[Data entries for graphics]
◇ ◇ ◇

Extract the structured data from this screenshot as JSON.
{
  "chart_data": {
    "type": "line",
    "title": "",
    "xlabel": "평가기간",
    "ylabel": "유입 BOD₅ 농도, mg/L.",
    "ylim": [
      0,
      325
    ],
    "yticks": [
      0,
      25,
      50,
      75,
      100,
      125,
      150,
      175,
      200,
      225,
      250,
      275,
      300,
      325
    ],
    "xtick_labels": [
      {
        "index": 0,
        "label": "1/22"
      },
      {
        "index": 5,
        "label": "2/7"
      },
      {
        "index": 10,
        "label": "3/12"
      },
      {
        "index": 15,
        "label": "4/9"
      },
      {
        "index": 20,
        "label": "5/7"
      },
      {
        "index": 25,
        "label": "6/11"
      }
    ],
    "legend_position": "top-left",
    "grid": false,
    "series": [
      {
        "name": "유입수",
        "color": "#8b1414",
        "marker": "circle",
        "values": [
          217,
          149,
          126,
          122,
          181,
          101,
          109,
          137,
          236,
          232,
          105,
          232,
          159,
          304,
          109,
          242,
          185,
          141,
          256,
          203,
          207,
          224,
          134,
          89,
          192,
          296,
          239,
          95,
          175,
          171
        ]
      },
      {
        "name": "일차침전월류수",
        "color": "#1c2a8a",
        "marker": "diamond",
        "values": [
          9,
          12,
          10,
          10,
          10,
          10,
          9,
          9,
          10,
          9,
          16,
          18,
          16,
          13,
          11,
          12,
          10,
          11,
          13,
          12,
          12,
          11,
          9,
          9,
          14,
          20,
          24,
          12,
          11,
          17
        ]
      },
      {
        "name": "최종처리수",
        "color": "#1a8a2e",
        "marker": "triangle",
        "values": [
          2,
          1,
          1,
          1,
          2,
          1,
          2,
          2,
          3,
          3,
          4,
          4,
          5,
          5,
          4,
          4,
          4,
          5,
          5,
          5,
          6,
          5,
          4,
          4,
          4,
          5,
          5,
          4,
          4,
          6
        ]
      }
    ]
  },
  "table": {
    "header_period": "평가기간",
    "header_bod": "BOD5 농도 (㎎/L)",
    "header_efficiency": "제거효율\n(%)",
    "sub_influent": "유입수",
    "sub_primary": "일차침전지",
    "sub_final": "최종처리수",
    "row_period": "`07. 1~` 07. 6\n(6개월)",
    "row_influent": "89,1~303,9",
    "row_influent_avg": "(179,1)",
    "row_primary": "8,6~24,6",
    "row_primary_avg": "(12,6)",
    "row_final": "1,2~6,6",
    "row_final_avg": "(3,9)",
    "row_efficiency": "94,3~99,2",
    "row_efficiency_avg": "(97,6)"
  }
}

◇ ◇ ◇

Your task is to retype all the records above with nothing left out.

*REPLY TO THE EXERCISE:*
Extract the structured data from this screenshot as JSON.
{
  "chart_data": {
    "type": "line",
    "title": "",
    "xlabel": "평가기간",
    "ylabel": "유입 BOD₅ 농도, mg/L.",
    "ylim": [
      0,
      325
    ],
    "yticks": [
      0,
      25,
      50,
      75,
      100,
      125,
      150,
      175,
      200,
      225,
      250,
      275,
      300,
      325
    ],
    "xtick_labels": [
      {
        "index": 0,
        "label": "1/22"
      },
      {
        "index": 5,
        "label": "2/7"
      },
      {
        "index": 10,
        "label": "3/12"
      },
      {
        "index": 15,
        "label": "4/9"
      },
      {
        "index": 20,
        "label": "5/7"
      },
      {
        "index": 25,
        "label": "6/11"
      }
    ],
    "legend_position": "top-left",
    "grid": false,
    "series": [
      {
        "name": "유입수",
        "color": "#8b1414",
        "marker": "circle",
        "values": [
          217,
          149,
          126,
          122,
          181,
          101,
          109,
          137,
          236,
          232,
          105,
          232,
          159,
          304,
          109,
          242,
          185,
          141,
          256,
          203,
          207,
          224,
          134,
          89,
          192,
          296,
          239,
          95,
          175,
          171
        ]
      },
      {
        "name": "일차침전월류수",
        "color": "#1c2a8a",
        "marker": "diamond",
        "values": [
          9,
          12,
          10,
          10,
          10,
          10,
          9,
          9,
          10,
          9,
          16,
          18,
          16,
          13,
          11,
          12,
          10,
          11,
          13,
          12,
          12,
          11,
          9,
          9,
          14,
          20,
          24,
          12,
          11,
          17
        ]
      },
      {
        "name": "최종처리수",
        "color": "#1a8a2e",
        "marker": "triangle",
        "values": [
          2,
          1,
          1,
          1,
          2,
          1,
          2,
          2,
          3,
          3,
          4,
          4,
          5,
          5,
          4,
          4,
          4,
          5,
          5,
          5,
          6,
          5,
          4,
          4,
          4,
          5,
          5,
          4,
          4,
          6
        ]
      }
    ]
  },
  "table": {
    "header_period": "평가기간",
    "header_bod": "BOD5 농도 (㎎/L)",
    "header_efficiency": "제거효율\n(%)",
    "sub_influent": "유입수",
    "sub_primary": "일차침전지",
    "sub_final": "최종처리수",
    "row_period": "`07. 1~` 07. 6\n(6개월)",
    "row_influent": "89,1~303,9",
    "row_influent_avg": "(179,1)",
    "row_primary": "8,6~24,6",
    "row_primary_avg": "(12,6)",
    "row_final": "1,2~6,6",
    "row_final_avg": "(3,9)",
    "row_efficiency": "94,3~99,2",
    "row_efficiency_avg": "(97,6)"
  }
}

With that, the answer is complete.